#### [Quelle]

Der reisefreudige, weltoffene Schriftsteller Stefan Zweig sah bereits 1925 die Besonderheiten verschiedener Kulturen mit Bedauern immer mehr schwinden. In seinem Aufsatz „Die Monotonisierung der Welt“ hat er an den Beispielen Tanz, Mode, Kino und Radio den „allgleichen herdenhaften Geschmack“ aufgezeigt, dem sich das Individuum bereitwillig fügt. „Es wählt nicht mehr vom inneren Wesen her, sondern es wählt nach der Meinung der Welt.“ Das Individuelle stirbt „zugunsten eines Typus“ ab. Auch „in der Literatur wird die Praxis der raschen Mode, des ,Sensationserfolges‘ eingetrieben. Schon gibt es, wie in England, nicht mehr Bücher für Menschen, sondern immer mehr das ,Buch der Saison‘, schon breitet sich gleich dem Radio die blitzhafte Form des Erfolges aus, der an alle europäischen Stationen gleichzeitig gemeldet wird und in der nächsten Sekunde abgekurbelt wird. Und da alles auf das Kurzfristige eingestellt ist, steigert sich der Verbrauch…“ (S. 32/33)

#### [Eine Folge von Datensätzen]

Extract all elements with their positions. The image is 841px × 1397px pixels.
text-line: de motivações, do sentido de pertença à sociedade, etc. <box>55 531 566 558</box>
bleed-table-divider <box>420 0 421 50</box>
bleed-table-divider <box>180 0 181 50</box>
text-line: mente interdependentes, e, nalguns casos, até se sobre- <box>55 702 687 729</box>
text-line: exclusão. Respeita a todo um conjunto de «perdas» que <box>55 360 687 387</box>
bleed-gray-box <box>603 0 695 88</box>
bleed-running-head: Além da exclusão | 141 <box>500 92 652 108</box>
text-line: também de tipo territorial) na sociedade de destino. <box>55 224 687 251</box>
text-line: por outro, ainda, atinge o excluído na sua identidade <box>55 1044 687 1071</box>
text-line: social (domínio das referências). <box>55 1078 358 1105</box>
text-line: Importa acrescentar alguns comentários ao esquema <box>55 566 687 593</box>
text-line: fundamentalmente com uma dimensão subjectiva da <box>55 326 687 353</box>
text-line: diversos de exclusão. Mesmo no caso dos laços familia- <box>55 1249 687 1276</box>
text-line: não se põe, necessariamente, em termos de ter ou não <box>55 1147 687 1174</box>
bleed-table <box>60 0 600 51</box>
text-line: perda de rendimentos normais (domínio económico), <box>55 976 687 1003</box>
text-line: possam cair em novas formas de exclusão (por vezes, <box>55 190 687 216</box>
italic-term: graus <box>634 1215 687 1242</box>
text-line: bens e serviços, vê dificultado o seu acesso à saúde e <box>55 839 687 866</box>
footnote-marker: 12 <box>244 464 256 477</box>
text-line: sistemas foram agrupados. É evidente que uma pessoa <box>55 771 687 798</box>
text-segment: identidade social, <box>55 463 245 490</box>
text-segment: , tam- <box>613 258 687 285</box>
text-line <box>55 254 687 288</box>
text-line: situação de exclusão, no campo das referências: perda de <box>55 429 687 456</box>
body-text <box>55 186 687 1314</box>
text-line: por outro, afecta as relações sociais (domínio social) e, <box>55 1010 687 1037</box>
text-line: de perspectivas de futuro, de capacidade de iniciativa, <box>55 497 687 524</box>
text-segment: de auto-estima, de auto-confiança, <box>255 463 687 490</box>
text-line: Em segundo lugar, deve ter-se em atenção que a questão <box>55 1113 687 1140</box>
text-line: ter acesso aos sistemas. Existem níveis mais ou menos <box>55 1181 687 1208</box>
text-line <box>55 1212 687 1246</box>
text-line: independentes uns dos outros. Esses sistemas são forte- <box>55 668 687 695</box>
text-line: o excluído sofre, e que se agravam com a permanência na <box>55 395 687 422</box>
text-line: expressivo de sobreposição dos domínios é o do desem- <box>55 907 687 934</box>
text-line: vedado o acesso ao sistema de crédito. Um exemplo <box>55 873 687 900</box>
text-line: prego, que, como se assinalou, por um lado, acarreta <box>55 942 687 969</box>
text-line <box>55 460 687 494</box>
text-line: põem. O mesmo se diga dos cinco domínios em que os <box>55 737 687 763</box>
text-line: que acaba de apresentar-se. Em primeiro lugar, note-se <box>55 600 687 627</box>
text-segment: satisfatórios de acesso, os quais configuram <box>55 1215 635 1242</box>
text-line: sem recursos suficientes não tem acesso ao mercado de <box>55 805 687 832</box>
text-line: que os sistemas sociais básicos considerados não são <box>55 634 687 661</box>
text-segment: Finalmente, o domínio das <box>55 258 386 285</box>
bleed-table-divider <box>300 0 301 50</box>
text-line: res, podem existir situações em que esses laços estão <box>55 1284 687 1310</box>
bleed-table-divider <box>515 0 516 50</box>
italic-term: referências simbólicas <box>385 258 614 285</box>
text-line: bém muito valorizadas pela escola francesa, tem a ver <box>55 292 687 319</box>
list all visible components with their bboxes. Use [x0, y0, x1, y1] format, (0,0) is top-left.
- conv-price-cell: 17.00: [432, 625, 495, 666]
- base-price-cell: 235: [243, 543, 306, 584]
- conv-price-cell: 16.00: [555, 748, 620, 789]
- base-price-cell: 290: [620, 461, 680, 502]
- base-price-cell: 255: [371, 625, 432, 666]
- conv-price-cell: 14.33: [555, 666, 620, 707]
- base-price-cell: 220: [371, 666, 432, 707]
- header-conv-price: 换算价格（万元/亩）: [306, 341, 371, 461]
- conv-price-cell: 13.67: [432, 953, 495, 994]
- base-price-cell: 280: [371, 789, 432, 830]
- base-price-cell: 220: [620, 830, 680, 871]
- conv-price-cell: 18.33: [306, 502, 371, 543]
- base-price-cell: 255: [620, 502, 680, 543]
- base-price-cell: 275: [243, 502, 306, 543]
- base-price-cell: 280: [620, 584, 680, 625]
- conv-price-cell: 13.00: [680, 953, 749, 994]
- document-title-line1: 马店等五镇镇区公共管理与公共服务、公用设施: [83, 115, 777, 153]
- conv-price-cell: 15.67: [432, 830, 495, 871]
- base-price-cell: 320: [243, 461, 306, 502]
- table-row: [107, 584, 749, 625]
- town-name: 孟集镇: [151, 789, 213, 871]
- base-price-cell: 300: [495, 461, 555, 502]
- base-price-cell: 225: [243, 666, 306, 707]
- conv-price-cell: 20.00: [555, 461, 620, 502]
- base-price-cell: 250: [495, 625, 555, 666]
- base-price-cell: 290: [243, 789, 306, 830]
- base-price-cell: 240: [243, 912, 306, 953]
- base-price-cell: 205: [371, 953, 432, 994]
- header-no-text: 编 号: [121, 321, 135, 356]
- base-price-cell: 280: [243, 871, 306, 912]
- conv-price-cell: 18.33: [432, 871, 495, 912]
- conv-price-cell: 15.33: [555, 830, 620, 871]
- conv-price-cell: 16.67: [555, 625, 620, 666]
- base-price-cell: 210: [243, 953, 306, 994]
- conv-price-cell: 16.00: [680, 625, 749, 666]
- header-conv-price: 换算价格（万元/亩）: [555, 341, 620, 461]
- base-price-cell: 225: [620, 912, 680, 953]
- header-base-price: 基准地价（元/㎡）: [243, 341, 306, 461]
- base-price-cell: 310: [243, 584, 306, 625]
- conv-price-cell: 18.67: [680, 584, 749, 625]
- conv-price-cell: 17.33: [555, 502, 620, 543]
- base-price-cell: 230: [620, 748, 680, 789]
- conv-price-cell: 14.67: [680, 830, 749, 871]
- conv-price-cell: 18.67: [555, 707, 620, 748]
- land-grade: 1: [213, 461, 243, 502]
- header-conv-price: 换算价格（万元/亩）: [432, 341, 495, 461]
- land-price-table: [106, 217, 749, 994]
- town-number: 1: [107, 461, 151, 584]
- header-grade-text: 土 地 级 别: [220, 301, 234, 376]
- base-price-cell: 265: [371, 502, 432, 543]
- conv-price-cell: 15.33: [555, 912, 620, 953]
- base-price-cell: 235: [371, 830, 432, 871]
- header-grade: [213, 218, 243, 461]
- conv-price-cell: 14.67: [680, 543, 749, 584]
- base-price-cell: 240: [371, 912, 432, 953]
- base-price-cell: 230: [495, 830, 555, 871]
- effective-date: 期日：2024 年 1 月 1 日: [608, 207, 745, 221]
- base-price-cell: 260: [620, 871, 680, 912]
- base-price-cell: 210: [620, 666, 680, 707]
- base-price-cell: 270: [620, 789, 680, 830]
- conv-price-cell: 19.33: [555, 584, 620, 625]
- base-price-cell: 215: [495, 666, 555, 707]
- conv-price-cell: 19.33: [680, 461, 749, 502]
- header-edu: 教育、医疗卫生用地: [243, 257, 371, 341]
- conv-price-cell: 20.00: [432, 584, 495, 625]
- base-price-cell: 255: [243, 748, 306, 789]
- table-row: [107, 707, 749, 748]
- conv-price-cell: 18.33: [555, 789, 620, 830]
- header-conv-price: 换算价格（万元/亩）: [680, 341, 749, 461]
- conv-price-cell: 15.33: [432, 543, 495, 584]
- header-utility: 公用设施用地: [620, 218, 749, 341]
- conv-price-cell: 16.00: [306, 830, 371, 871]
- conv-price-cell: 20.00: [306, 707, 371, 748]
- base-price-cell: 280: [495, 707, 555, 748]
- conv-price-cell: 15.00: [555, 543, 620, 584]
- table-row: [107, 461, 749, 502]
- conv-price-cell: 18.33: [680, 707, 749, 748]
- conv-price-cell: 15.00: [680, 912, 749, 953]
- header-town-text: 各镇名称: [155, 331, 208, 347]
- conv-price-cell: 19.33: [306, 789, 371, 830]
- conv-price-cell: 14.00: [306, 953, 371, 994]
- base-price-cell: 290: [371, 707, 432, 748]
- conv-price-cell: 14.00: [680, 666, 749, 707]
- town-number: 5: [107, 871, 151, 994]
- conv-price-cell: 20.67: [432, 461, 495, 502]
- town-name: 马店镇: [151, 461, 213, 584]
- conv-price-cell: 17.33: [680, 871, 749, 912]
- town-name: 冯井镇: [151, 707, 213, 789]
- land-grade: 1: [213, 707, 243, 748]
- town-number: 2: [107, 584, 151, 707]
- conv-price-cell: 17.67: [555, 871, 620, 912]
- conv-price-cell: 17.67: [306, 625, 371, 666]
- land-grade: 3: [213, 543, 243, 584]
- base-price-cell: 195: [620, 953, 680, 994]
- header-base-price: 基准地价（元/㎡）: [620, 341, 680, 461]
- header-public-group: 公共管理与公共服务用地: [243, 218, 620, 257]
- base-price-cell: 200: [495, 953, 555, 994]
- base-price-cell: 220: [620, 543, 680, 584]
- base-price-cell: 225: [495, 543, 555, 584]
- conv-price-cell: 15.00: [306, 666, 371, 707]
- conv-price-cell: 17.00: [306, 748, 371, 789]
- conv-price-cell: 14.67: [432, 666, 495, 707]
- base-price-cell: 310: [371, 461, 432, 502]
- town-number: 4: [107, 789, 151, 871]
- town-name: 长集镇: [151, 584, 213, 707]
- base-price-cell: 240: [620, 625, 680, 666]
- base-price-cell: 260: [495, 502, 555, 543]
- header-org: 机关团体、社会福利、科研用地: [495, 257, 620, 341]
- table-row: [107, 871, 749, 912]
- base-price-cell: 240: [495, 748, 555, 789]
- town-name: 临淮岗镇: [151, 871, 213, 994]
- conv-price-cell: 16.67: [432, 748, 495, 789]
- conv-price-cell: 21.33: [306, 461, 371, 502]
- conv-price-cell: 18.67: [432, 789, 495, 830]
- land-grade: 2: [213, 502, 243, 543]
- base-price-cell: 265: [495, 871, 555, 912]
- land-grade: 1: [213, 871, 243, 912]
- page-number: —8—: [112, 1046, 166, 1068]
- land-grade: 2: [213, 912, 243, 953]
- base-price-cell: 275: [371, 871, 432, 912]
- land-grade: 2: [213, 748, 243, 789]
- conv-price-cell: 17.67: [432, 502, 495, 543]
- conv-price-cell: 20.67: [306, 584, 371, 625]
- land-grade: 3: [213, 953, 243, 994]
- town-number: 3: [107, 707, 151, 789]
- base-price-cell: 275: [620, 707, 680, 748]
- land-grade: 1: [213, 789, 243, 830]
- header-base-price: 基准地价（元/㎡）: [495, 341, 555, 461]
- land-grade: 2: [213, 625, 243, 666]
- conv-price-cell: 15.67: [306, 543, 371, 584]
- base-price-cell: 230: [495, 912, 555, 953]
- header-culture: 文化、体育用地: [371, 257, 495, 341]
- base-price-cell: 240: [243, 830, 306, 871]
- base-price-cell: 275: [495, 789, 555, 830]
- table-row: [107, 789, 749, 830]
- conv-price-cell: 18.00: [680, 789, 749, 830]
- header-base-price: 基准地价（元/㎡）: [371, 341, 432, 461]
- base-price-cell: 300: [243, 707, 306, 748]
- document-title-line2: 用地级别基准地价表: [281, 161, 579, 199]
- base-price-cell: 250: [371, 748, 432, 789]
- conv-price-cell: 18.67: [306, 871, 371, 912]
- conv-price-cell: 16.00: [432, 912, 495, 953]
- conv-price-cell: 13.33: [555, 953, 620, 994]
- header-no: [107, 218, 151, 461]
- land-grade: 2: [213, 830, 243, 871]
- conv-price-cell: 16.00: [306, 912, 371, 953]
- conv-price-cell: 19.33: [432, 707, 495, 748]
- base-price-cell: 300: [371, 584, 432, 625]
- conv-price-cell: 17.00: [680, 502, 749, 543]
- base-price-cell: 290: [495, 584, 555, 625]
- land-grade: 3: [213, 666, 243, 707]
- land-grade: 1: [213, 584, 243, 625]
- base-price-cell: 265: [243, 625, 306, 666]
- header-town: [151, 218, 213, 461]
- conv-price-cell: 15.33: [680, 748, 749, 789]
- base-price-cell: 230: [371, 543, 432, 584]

#### [Zu erledigende Aufgaben]
a – Was sagt der Text über Zweigs Aufsatz zu folgenden Punkten?
(i) In welchem Jahr sah Zweig die Besonderheiten verschiedener Kulturen schwinden?
(ii) An welchen vier Beispielen zeigt der Aufsatz den „allgleichen herdenhaften Geschmack“ auf?
(iii) Was gibt es laut dem Zitat, wie in England, nicht mehr?
b – Sammle aus den Datensätzen jede Zeile, die die Zeichenfolge „table“ enthält.

#### [Ergebnisse der Aufgaben]
a –
(i) 1925
(ii) Tanz, Mode, Kino und Radio
(iii) Bücher für Menschen

b –
bleed-table-divider <box>420 0 421 50</box>
bleed-table-divider <box>180 0 181 50</box>
bleed-table <box>60 0 600 51</box>
bleed-table-divider <box>300 0 301 50</box>
bleed-table-divider <box>515 0 516 50</box>
- table-row: [107, 584, 749, 625]
- land-price-table: [106, 217, 749, 994]
- table-row: [107, 707, 749, 748]
- table-row: [107, 461, 749, 502]
- table-row: [107, 871, 749, 912]
- table-row: [107, 789, 749, 830]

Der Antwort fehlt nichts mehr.